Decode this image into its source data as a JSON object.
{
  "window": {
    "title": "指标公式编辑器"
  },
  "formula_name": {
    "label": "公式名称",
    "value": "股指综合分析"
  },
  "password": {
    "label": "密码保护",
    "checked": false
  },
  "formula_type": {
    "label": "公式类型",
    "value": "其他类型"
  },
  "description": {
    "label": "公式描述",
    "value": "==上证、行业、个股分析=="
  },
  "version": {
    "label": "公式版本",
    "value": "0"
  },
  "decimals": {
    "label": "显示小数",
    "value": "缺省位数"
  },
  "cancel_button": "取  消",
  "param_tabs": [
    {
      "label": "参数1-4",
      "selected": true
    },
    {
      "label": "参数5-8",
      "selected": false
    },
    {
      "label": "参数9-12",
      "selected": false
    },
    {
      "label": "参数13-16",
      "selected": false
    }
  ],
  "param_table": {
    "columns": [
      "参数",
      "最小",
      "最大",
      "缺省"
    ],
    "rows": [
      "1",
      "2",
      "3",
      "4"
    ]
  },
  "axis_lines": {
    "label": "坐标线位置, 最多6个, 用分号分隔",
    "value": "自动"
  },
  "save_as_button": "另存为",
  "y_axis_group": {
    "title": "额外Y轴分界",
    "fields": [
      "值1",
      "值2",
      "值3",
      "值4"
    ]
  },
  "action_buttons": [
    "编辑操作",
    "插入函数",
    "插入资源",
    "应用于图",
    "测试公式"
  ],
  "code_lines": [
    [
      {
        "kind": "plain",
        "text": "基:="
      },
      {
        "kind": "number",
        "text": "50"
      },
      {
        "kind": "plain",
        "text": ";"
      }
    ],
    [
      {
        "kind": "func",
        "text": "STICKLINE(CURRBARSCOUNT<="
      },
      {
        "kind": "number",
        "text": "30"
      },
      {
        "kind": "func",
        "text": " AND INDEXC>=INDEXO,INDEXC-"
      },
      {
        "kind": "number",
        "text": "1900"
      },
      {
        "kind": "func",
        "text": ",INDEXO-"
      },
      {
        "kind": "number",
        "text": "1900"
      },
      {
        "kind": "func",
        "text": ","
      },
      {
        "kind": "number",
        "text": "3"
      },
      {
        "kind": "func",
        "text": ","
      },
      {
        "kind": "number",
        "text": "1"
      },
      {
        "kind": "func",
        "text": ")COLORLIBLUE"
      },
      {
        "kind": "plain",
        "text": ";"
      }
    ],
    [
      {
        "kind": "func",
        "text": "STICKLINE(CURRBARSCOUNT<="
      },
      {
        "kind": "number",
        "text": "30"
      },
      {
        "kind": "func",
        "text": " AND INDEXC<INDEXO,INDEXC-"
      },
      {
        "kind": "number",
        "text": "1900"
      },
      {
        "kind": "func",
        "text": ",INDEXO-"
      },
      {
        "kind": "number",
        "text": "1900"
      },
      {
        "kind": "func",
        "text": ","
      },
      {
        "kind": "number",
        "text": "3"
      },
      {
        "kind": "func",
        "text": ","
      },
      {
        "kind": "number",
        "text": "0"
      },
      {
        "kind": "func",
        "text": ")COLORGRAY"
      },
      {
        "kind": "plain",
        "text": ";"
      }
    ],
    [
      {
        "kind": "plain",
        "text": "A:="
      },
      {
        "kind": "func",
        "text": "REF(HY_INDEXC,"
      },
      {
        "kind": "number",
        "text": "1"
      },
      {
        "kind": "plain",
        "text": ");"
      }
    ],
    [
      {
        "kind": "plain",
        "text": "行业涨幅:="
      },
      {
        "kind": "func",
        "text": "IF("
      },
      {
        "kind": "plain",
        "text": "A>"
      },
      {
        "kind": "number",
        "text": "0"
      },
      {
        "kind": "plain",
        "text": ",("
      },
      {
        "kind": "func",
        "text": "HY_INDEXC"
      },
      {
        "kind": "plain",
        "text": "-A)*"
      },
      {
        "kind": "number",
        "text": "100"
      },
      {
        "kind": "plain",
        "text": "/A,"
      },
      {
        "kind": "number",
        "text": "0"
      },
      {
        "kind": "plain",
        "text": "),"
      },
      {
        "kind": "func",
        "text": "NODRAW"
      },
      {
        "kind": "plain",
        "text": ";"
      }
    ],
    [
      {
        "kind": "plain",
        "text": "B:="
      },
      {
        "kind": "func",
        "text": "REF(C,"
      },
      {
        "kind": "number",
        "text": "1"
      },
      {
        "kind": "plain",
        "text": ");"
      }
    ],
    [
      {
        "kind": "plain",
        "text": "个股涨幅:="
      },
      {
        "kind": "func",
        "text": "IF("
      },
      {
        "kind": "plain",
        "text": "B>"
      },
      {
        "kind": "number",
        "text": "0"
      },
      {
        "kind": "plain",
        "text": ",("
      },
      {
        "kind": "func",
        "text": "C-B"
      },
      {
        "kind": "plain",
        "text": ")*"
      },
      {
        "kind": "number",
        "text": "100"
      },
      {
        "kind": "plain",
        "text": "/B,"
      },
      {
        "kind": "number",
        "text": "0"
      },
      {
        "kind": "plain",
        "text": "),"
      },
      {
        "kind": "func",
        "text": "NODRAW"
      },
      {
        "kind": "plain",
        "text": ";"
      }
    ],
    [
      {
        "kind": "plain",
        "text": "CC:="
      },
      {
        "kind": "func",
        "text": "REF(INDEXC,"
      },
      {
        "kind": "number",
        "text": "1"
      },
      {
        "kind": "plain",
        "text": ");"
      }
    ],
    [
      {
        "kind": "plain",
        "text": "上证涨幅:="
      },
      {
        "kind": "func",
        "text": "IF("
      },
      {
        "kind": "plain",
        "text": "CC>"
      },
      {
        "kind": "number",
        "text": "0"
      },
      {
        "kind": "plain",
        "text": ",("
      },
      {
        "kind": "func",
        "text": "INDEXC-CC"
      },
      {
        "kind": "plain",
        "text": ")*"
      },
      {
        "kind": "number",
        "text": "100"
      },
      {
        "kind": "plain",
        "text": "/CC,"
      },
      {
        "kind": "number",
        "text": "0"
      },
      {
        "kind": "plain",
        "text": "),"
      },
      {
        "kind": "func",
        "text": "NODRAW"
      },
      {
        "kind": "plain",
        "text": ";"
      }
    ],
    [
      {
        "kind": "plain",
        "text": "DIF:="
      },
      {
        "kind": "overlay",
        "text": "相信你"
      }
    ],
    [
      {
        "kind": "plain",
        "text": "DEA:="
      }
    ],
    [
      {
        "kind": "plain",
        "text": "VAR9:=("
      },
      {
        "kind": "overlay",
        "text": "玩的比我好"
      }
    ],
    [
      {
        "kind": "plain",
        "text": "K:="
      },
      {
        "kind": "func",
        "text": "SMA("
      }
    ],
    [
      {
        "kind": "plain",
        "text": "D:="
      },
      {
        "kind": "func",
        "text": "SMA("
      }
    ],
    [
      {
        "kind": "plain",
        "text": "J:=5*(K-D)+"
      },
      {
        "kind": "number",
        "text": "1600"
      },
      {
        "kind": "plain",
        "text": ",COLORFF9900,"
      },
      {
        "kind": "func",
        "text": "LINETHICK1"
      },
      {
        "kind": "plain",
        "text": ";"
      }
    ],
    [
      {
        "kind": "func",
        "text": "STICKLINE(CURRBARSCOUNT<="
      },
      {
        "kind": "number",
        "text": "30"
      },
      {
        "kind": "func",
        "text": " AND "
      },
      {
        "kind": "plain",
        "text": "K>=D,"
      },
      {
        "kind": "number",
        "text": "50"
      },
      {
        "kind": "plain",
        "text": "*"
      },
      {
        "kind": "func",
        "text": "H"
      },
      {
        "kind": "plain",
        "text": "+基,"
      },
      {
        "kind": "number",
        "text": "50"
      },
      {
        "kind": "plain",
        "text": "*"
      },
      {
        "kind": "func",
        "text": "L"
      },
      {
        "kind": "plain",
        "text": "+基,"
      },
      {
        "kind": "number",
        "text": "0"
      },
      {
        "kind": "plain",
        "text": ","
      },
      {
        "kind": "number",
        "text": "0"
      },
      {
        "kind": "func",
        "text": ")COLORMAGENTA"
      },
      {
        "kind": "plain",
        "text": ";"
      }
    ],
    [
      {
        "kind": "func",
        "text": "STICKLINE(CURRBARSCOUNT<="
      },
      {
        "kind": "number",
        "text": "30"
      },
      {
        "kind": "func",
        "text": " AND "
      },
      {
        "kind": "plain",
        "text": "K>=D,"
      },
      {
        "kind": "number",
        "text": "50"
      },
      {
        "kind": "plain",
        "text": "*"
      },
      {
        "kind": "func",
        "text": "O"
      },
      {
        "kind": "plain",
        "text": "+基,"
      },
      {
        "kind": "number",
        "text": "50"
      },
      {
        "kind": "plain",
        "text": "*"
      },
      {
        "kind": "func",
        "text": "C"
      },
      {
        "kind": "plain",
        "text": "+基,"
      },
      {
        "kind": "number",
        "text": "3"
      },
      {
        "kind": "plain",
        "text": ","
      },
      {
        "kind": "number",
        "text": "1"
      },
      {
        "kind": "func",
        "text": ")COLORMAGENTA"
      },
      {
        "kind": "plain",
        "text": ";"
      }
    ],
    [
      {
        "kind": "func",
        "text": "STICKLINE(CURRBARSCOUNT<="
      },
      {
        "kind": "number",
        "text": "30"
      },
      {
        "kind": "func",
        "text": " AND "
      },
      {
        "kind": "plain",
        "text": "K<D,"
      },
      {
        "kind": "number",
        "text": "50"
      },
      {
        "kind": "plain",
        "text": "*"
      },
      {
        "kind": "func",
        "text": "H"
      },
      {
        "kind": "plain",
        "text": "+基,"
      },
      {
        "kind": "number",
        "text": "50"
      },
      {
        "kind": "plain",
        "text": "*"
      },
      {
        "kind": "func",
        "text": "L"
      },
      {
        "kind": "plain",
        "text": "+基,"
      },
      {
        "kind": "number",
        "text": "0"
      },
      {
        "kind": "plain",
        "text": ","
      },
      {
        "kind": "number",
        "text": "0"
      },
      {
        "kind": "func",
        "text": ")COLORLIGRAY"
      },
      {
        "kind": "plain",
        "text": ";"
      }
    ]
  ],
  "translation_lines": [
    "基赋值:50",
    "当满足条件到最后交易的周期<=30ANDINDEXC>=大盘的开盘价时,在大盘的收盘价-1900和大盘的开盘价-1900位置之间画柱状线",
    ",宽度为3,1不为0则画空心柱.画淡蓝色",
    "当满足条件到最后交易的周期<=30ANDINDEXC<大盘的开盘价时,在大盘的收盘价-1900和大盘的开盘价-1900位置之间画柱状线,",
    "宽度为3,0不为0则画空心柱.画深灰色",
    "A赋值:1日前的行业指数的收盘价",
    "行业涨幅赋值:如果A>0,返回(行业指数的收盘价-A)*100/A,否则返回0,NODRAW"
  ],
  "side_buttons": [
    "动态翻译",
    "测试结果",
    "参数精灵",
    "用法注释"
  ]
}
******************************
» **Your goal**
Copy out each line of the listing that holds "label".

» **Final result**
    "label": "公式名称",
    "label": "密码保护",
    "label": "公式类型",
    "label": "公式描述",
    "label": "公式版本",
    "label": "显示小数",
      "label": "参数1-4",
      "label": "参数5-8",
      "label": "参数9-12",
      "label": "参数13-16",
    "label": "坐标线位置, 最多6个, 用分号分隔",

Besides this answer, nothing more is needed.